Quote the data below in full, minus the images.

* * * * * * *

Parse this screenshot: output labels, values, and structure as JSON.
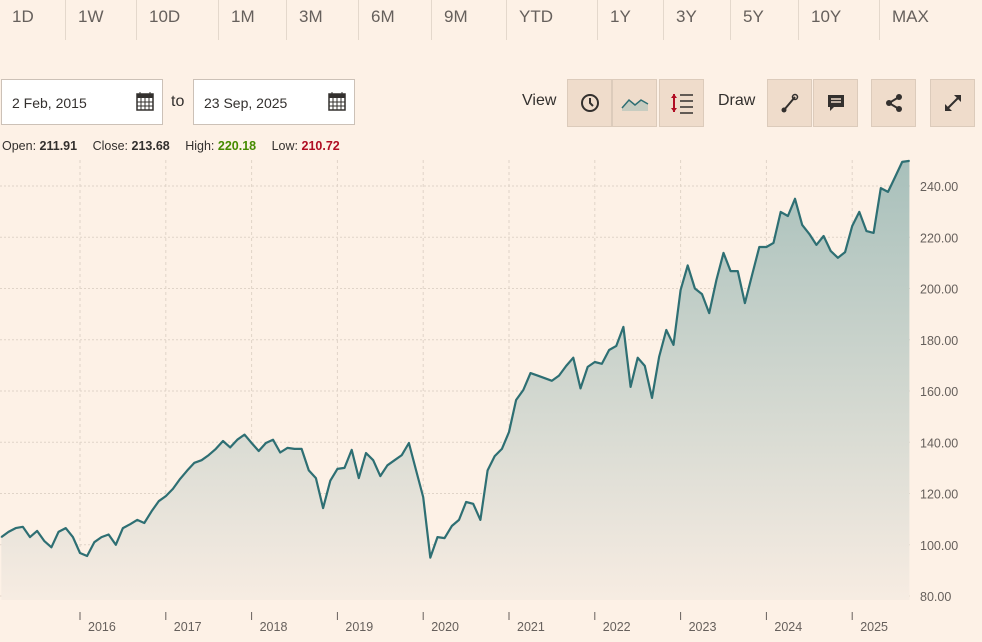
{
  "range_tabs": [
    "1D",
    "1W",
    "10D",
    "1M",
    "3M",
    "6M",
    "9M",
    "YTD",
    "1Y",
    "3Y",
    "5Y",
    "10Y",
    "MAX"
  ],
  "date_range": {
    "from": "2 Feb, 2015",
    "to_label": "to",
    "to": "23 Sep, 2025"
  },
  "toolbar": {
    "view_label": "View",
    "draw_label": "Draw",
    "icons": [
      "clock-icon",
      "line-chart-icon",
      "indicator-scale-icon",
      "draw-line-icon",
      "comment-icon",
      "share-icon",
      "expand-icon"
    ]
  },
  "ohlc": {
    "open_label": "Open:",
    "open": "211.91",
    "close_label": "Close:",
    "close": "213.68",
    "high_label": "High:",
    "high": "220.18",
    "low_label": "Low:",
    "low": "210.72"
  },
  "colors": {
    "background": "#fdf1e6",
    "line": "#2e6f73",
    "high": "#458b00",
    "low": "#b00d23"
  },
  "chart_data": {
    "type": "area",
    "frequency": "monthly",
    "start_month": "2015-02",
    "ylim": [
      80,
      250
    ],
    "y_ticks": [
      "80.00",
      "100.00",
      "120.00",
      "140.00",
      "160.00",
      "180.00",
      "200.00",
      "220.00",
      "240.00"
    ],
    "x_ticks": [
      "2016",
      "2017",
      "2018",
      "2019",
      "2020",
      "2021",
      "2022",
      "2023",
      "2024",
      "2025"
    ],
    "y_axis_position": "right",
    "grid": true,
    "values_by_year": {
      "2015": [
        103,
        105,
        106.5,
        107,
        103,
        105.4,
        101.5,
        99,
        105,
        106.5,
        103
      ],
      "2016": [
        96.8,
        95.6,
        101,
        103,
        104,
        100,
        106.5,
        108,
        109.7,
        108.5,
        113,
        117
      ],
      "2017": [
        119,
        121.8,
        125.7,
        129,
        132,
        133,
        135,
        137.4,
        140.5,
        138,
        141,
        143
      ],
      "2018": [
        139.7,
        136.6,
        139.7,
        141,
        136,
        137.8,
        137.4,
        137.4,
        129,
        126,
        114.3,
        125
      ],
      "2019": [
        129.6,
        130,
        137,
        126,
        135.8,
        133,
        126.8,
        131,
        133,
        135,
        139.7,
        129
      ],
      "2020": [
        118.6,
        95,
        103,
        102.6,
        107.3,
        109.7,
        116.7,
        116,
        109.7,
        129,
        134.6,
        137.4
      ],
      "2021": [
        144,
        156.5,
        160.4,
        167,
        166,
        165,
        164,
        166,
        169.8,
        173,
        161,
        169.4
      ],
      "2022": [
        171.3,
        170.6,
        176,
        177.6,
        185,
        161.6,
        173,
        169.8,
        157.3,
        173.3,
        183.8,
        178
      ],
      "2023": [
        199.4,
        209,
        200,
        197.8,
        190.4,
        203.3,
        213.9,
        206.8,
        206.8,
        194.3,
        205.3,
        216.2
      ],
      "2024": [
        216.2,
        217.8,
        229.9,
        228.3,
        235,
        224.8,
        221.3,
        217,
        220.5,
        214.6,
        212,
        214.2
      ],
      "2025": [
        224.4,
        229.9,
        222.4,
        221.7,
        239.2,
        237.7,
        243.5,
        249.4,
        249.8
      ]
    }
  }
}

* * * * * * *

▶ _EXPECTED ANSWER_:
Parse this screenshot: output labels, values, and structure as JSON.
{
  "range_tabs": [
    "1D",
    "1W",
    "10D",
    "1M",
    "3M",
    "6M",
    "9M",
    "YTD",
    "1Y",
    "3Y",
    "5Y",
    "10Y",
    "MAX"
  ],
  "date_range": {
    "from": "2 Feb, 2015",
    "to_label": "to",
    "to": "23 Sep, 2025"
  },
  "toolbar": {
    "view_label": "View",
    "draw_label": "Draw",
    "icons": [
      "clock-icon",
      "line-chart-icon",
      "indicator-scale-icon",
      "draw-line-icon",
      "comment-icon",
      "share-icon",
      "expand-icon"
    ]
  },
  "ohlc": {
    "open_label": "Open:",
    "open": "211.91",
    "close_label": "Close:",
    "close": "213.68",
    "high_label": "High:",
    "high": "220.18",
    "low_label": "Low:",
    "low": "210.72"
  },
  "colors": {
    "background": "#fdf1e6",
    "line": "#2e6f73",
    "high": "#458b00",
    "low": "#b00d23"
  },
  "chart_data": {
    "type": "area",
    "frequency": "monthly",
    "start_month": "2015-02",
    "ylim": [
      80,
      250
    ],
    "y_ticks": [
      "80.00",
      "100.00",
      "120.00",
      "140.00",
      "160.00",
      "180.00",
      "200.00",
      "220.00",
      "240.00"
    ],
    "x_ticks": [
      "2016",
      "2017",
      "2018",
      "2019",
      "2020",
      "2021",
      "2022",
      "2023",
      "2024",
      "2025"
    ],
    "y_axis_position": "right",
    "grid": true,
    "values_by_year": {
      "2015": [
        103,
        105,
        106.5,
        107,
        103,
        105.4,
        101.5,
        99,
        105,
        106.5,
        103
      ],
      "2016": [
        96.8,
        95.6,
        101,
        103,
        104,
        100,
        106.5,
        108,
        109.7,
        108.5,
        113,
        117
      ],
      "2017": [
        119,
        121.8,
        125.7,
        129,
        132,
        133,
        135,
        137.4,
        140.5,
        138,
        141,
        143
      ],
      "2018": [
        139.7,
        136.6,
        139.7,
        141,
        136,
        137.8,
        137.4,
        137.4,
        129,
        126,
        114.3,
        125
      ],
      "2019": [
        129.6,
        130,
        137,
        126,
        135.8,
        133,
        126.8,
        131,
        133,
        135,
        139.7,
        129
      ],
      "2020": [
        118.6,
        95,
        103,
        102.6,
        107.3,
        109.7,
        116.7,
        116,
        109.7,
        129,
        134.6,
        137.4
      ],
      "2021": [
        144,
        156.5,
        160.4,
        167,
        166,
        165,
        164,
        166,
        169.8,
        173,
        161,
        169.4
      ],
      "2022": [
        171.3,
        170.6,
        176,
        177.6,
        185,
        161.6,
        173,
        169.8,
        157.3,
        173.3,
        183.8,
        178
      ],
      "2023": [
        199.4,
        209,
        200,
        197.8,
        190.4,
        203.3,
        213.9,
        206.8,
        206.8,
        194.3,
        205.3,
        216.2
      ],
      "2024": [
        216.2,
        217.8,
        229.9,
        228.3,
        235,
        224.8,
        221.3,
        217,
        220.5,
        214.6,
        212,
        214.2
      ],
      "2025": [
        224.4,
        229.9,
        222.4,
        221.7,
        239.2,
        237.7,
        243.5,
        249.4,
        249.8
      ]
    }
  }
}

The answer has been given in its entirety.